TASK OBJECTIVE
Nothing may be dropped or altered: reproduce all the data.

DATA PROVIDED

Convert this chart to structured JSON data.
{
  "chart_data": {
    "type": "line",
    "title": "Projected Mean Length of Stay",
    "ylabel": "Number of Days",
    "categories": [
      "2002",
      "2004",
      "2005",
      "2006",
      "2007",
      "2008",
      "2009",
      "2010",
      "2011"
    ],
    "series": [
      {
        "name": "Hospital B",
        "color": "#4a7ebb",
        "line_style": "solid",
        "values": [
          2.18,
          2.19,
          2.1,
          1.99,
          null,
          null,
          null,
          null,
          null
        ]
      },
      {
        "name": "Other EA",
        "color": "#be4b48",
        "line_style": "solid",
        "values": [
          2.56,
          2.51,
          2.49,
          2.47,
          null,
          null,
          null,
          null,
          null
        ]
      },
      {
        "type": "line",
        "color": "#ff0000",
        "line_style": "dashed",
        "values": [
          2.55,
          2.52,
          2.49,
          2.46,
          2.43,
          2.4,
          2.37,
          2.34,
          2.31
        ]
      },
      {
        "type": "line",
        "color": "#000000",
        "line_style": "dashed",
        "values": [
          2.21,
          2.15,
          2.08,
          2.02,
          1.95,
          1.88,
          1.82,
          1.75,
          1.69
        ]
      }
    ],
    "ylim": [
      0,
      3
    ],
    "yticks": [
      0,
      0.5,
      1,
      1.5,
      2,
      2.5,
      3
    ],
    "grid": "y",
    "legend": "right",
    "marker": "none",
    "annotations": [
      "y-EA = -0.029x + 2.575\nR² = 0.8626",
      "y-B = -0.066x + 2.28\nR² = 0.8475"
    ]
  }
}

OUTPUT OF THE TASK
Convert this chart to structured JSON data.
{
  "chart_data": {
    "type": "line",
    "title": "Projected Mean Length of Stay",
    "ylabel": "Number of Days",
    "categories": [
      "2002",
      "2004",
      "2005",
      "2006",
      "2007",
      "2008",
      "2009",
      "2010",
      "2011"
    ],
    "series": [
      {
        "name": "Hospital B",
        "color": "#4a7ebb",
        "line_style": "solid",
        "values": [
          2.18,
          2.19,
          2.1,
          1.99,
          null,
          null,
          null,
          null,
          null
        ]
      },
      {
        "name": "Other EA",
        "color": "#be4b48",
        "line_style": "solid",
        "values": [
          2.56,
          2.51,
          2.49,
          2.47,
          null,
          null,
          null,
          null,
          null
        ]
      },
      {
        "type": "line",
        "color": "#ff0000",
        "line_style": "dashed",
        "values": [
          2.55,
          2.52,
          2.49,
          2.46,
          2.43,
          2.4,
          2.37,
          2.34,
          2.31
        ]
      },
      {
        "type": "line",
        "color": "#000000",
        "line_style": "dashed",
        "values": [
          2.21,
          2.15,
          2.08,
          2.02,
          1.95,
          1.88,
          1.82,
          1.75,
          1.69
        ]
      }
    ],
    "ylim": [
      0,
      3
    ],
    "yticks": [
      0,
      0.5,
      1,
      1.5,
      2,
      2.5,
      3
    ],
    "grid": "y",
    "legend": "right",
    "marker": "none",
    "annotations": [
      "y-EA = -0.029x + 2.575\nR² = 0.8626",
      "y-B = -0.066x + 2.28\nR² = 0.8475"
    ]
  }
}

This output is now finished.